Part of a data file
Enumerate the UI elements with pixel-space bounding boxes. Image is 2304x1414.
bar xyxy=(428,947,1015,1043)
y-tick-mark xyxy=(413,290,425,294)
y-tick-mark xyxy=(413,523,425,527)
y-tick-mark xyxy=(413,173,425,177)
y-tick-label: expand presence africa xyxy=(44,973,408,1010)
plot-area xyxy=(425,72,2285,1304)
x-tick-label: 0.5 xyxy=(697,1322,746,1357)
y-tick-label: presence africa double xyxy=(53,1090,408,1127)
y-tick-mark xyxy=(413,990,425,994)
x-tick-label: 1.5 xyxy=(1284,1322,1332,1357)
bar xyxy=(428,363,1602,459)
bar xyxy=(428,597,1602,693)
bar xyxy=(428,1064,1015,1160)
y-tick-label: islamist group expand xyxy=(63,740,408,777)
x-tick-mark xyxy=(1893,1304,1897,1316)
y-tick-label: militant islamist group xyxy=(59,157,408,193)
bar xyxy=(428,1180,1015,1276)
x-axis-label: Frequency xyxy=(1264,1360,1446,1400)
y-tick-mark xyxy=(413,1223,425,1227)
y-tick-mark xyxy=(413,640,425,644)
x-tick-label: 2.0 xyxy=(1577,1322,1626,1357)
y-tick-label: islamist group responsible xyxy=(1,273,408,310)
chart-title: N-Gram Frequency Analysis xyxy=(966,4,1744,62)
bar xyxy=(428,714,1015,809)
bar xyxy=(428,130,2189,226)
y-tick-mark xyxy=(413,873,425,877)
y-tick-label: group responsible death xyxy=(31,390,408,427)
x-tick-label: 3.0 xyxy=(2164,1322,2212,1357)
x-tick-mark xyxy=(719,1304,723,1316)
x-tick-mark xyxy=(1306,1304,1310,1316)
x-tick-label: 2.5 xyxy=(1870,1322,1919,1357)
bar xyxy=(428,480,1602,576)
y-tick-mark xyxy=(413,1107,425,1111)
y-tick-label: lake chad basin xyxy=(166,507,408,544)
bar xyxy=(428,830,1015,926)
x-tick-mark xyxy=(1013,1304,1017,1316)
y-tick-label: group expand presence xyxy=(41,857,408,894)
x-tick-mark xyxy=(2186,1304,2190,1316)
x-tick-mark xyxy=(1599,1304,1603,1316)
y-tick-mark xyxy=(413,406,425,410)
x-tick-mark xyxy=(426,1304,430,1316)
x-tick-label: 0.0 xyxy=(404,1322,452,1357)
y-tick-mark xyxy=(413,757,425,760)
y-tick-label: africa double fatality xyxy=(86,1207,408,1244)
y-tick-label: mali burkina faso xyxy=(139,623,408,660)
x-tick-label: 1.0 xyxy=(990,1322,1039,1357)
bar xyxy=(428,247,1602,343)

» **Your instructions**: Write out the records again, switching every "Frequency" to "Count" and keeping everything else unchanged.

» **Result of the task**:
Enumerate the UI elements with pixel-space bounding boxes. Image is 2304x1414.
bar xyxy=(428,947,1015,1043)
y-tick-mark xyxy=(413,290,425,294)
y-tick-mark xyxy=(413,523,425,527)
y-tick-mark xyxy=(413,173,425,177)
y-tick-label: expand presence africa xyxy=(44,973,408,1010)
plot-area xyxy=(425,72,2285,1304)
x-tick-label: 0.5 xyxy=(697,1322,746,1357)
y-tick-label: presence africa double xyxy=(53,1090,408,1127)
y-tick-mark xyxy=(413,990,425,994)
x-tick-label: 1.5 xyxy=(1284,1322,1332,1357)
bar xyxy=(428,363,1602,459)
bar xyxy=(428,597,1602,693)
bar xyxy=(428,1064,1015,1160)
y-tick-label: islamist group expand xyxy=(63,740,408,777)
x-tick-mark xyxy=(1893,1304,1897,1316)
y-tick-label: militant islamist group xyxy=(59,157,408,193)
bar xyxy=(428,1180,1015,1276)
x-axis-label: Count xyxy=(1264,1360,1446,1400)
y-tick-mark xyxy=(413,1223,425,1227)
y-tick-mark xyxy=(413,640,425,644)
x-tick-label: 2.0 xyxy=(1577,1322,1626,1357)
y-tick-label: islamist group responsible xyxy=(1,273,408,310)
chart-title: N-Gram Count Analysis xyxy=(966,4,1744,62)
bar xyxy=(428,714,1015,809)
bar xyxy=(428,130,2189,226)
y-tick-mark xyxy=(413,873,425,877)
y-tick-label: group responsible death xyxy=(31,390,408,427)
x-tick-label: 3.0 xyxy=(2164,1322,2212,1357)
x-tick-mark xyxy=(719,1304,723,1316)
x-tick-mark xyxy=(1306,1304,1310,1316)
x-tick-label: 2.5 xyxy=(1870,1322,1919,1357)
bar xyxy=(428,480,1602,576)
y-tick-mark xyxy=(413,1107,425,1111)
y-tick-label: lake chad basin xyxy=(166,507,408,544)
bar xyxy=(428,830,1015,926)
x-tick-mark xyxy=(1013,1304,1017,1316)
y-tick-label: group expand presence xyxy=(41,857,408,894)
x-tick-mark xyxy=(2186,1304,2190,1316)
x-tick-mark xyxy=(1599,1304,1603,1316)
y-tick-mark xyxy=(413,406,425,410)
x-tick-mark xyxy=(426,1304,430,1316)
x-tick-label: 0.0 xyxy=(404,1322,452,1357)
y-tick-mark xyxy=(413,757,425,760)
y-tick-label: africa double fatality xyxy=(86,1207,408,1244)
y-tick-label: mali burkina faso xyxy=(139,623,408,660)
x-tick-label: 1.0 xyxy=(990,1322,1039,1357)
bar xyxy=(428,247,1602,343)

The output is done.